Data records
---------------

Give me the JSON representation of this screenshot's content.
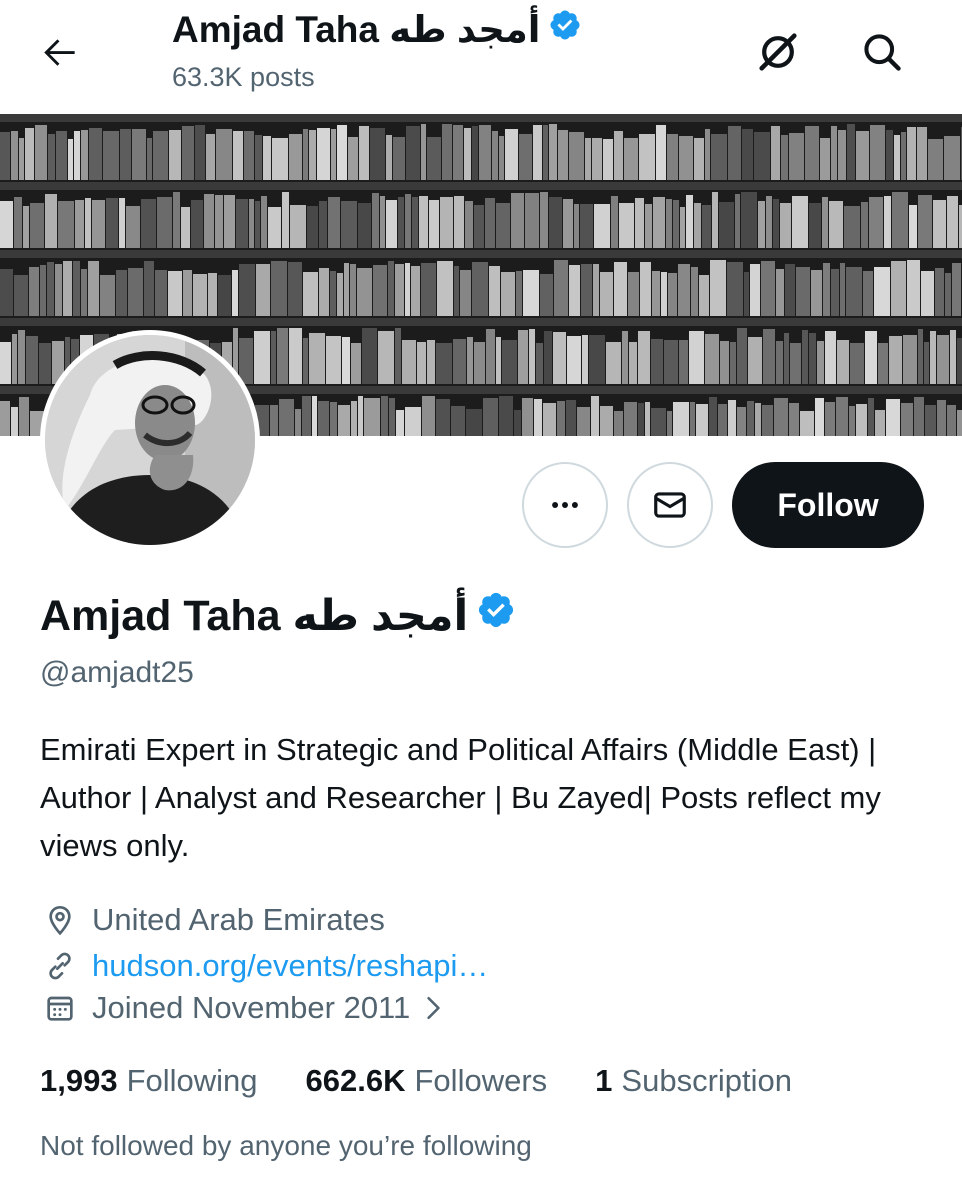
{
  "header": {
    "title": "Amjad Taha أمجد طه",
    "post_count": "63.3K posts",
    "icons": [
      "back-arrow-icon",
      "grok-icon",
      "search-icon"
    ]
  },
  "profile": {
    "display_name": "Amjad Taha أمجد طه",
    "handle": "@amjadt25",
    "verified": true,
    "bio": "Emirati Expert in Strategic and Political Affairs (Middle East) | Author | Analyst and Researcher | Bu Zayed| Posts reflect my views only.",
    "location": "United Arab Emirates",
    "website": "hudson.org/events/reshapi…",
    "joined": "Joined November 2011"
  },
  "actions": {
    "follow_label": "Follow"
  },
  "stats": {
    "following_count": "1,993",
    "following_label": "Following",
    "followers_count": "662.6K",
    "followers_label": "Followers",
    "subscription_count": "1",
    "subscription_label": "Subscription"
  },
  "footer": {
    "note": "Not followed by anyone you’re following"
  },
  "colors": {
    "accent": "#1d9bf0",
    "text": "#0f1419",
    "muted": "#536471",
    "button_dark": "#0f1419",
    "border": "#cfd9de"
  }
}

---------------

* [Task details]: Repeat the listing in full and exactly. Do not include any images.

* [Exercise solution]:
Give me the JSON representation of this screenshot's content.
{
  "header": {
    "title": "Amjad Taha أمجد طه",
    "post_count": "63.3K posts",
    "icons": [
      "back-arrow-icon",
      "grok-icon",
      "search-icon"
    ]
  },
  "profile": {
    "display_name": "Amjad Taha أمجد طه",
    "handle": "@amjadt25",
    "verified": true,
    "bio": "Emirati Expert in Strategic and Political Affairs (Middle East) | Author | Analyst and Researcher | Bu Zayed| Posts reflect my views only.",
    "location": "United Arab Emirates",
    "website": "hudson.org/events/reshapi…",
    "joined": "Joined November 2011"
  },
  "actions": {
    "follow_label": "Follow"
  },
  "stats": {
    "following_count": "1,993",
    "following_label": "Following",
    "followers_count": "662.6K",
    "followers_label": "Followers",
    "subscription_count": "1",
    "subscription_label": "Subscription"
  },
  "footer": {
    "note": "Not followed by anyone you’re following"
  },
  "colors": {
    "accent": "#1d9bf0",
    "text": "#0f1419",
    "muted": "#536471",
    "button_dark": "#0f1419",
    "border": "#cfd9de"
  }
}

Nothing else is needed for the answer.